• The exercise
Format the rows as a Markdown table with the columns n and Line, covering everything from the first line of the source data through the line that contains "mcq-option[interactable]: B ．行星". Give each line its own numbered row and leave out any blank lines.

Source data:
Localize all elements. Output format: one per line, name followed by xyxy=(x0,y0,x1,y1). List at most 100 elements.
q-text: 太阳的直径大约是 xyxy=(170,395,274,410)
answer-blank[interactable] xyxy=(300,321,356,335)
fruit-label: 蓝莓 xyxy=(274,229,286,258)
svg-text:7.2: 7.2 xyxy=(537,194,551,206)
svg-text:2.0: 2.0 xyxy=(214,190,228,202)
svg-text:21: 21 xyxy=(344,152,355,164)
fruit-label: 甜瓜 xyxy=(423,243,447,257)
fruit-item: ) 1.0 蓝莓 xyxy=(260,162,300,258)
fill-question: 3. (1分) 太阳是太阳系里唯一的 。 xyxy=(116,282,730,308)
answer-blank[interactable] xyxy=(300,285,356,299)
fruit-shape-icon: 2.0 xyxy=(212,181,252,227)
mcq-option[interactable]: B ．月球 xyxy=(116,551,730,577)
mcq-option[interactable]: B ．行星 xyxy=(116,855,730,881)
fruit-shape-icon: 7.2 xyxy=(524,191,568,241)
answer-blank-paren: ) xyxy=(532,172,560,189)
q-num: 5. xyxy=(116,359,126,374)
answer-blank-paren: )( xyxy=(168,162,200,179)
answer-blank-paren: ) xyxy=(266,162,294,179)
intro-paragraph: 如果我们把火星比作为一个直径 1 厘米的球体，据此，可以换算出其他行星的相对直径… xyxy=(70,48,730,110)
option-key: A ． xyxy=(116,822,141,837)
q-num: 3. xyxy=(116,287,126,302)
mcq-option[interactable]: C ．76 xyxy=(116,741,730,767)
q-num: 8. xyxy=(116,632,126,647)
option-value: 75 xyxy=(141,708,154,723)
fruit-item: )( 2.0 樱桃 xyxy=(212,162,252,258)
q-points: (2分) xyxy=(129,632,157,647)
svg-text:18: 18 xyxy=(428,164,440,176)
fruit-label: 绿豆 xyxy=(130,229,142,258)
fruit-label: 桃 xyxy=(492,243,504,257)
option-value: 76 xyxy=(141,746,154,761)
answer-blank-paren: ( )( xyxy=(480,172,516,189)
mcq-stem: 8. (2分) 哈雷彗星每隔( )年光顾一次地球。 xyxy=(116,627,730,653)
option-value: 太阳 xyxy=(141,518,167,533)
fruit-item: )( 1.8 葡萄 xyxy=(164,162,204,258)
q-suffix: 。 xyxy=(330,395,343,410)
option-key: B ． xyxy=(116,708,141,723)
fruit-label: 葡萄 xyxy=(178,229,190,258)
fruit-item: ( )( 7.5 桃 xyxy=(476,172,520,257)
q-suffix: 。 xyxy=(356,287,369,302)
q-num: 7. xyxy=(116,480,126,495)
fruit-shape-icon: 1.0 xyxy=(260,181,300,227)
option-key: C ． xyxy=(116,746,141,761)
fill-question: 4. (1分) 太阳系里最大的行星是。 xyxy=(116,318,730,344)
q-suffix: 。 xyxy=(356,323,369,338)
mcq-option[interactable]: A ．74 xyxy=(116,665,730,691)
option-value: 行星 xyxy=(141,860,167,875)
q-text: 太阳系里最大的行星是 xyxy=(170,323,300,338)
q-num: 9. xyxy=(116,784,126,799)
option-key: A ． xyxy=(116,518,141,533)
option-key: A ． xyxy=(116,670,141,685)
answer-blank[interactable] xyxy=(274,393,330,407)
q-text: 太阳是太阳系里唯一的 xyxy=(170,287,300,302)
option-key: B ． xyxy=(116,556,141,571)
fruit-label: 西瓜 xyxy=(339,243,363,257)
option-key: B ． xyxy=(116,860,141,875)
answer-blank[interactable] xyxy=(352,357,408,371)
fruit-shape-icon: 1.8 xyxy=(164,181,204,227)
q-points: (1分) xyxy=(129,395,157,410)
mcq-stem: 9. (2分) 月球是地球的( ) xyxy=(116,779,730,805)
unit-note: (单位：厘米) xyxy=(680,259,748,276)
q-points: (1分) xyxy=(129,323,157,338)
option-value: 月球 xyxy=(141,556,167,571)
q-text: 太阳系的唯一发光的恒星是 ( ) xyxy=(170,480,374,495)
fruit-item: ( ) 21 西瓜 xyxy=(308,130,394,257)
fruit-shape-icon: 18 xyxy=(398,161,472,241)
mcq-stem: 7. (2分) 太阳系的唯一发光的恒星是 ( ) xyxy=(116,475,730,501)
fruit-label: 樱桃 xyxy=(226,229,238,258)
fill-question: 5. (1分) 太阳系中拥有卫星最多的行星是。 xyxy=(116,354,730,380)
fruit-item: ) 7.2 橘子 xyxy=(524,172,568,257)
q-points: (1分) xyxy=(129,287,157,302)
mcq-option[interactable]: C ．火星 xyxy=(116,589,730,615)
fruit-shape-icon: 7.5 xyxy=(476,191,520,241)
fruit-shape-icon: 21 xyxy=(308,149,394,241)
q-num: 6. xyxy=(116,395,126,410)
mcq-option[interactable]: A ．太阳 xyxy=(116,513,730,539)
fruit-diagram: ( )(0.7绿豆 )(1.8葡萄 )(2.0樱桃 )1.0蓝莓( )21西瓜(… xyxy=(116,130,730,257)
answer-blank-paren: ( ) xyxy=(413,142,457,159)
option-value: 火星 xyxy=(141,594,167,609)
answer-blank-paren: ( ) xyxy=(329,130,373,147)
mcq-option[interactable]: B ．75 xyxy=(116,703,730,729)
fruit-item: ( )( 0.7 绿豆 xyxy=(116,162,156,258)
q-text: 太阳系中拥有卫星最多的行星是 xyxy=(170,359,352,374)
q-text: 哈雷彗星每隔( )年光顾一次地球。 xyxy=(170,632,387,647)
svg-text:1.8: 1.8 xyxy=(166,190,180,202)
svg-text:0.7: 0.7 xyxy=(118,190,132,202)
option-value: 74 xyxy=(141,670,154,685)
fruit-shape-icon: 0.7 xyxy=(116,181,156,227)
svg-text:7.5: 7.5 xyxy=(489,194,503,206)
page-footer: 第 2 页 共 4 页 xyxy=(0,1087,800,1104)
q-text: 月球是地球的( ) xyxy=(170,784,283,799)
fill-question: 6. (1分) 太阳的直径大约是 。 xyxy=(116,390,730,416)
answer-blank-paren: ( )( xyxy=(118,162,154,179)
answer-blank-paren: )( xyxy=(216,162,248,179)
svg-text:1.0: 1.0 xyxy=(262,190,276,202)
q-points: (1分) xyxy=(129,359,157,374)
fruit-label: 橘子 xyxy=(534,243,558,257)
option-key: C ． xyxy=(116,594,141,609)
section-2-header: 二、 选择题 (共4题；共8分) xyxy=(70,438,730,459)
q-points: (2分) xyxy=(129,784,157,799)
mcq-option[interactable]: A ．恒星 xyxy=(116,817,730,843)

• Response for this exercise
| n | Line |
|---|---|
| 1 | Localize all elements. Output format: one per line, name followed by xyxy=(x0,y0,x1,y1). List at most 100 elements. |
| 2 | q-text: 太阳的直径大约是 xyxy=(170,395,274,410) |
| 3 | answer-blank[interactable] xyxy=(300,321,356,335) |
| 4 | fruit-label: 蓝莓 xyxy=(274,229,286,258) |
| 5 | svg-text:7.2: 7.2 xyxy=(537,194,551,206) |
| 6 | svg-text:2.0: 2.0 xyxy=(214,190,228,202) |
| 7 | svg-text:21: 21 xyxy=(344,152,355,164) |
| 8 | fruit-label: 甜瓜 xyxy=(423,243,447,257) |
| 9 | fruit-item: ) 1.0 蓝莓 xyxy=(260,162,300,258) |
| 10 | fill-question: 3. (1分) 太阳是太阳系里唯一的 。 xyxy=(116,282,730,308) |
| 11 | answer-blank[interactable] xyxy=(300,285,356,299) |
| 12 | fruit-shape-icon: 2.0 xyxy=(212,181,252,227) |
| 13 | mcq-option[interactable]: B ．月球 xyxy=(116,551,730,577) |
| 14 | mcq-option[interactable]: B ．行星 xyxy=(116,855,730,881) |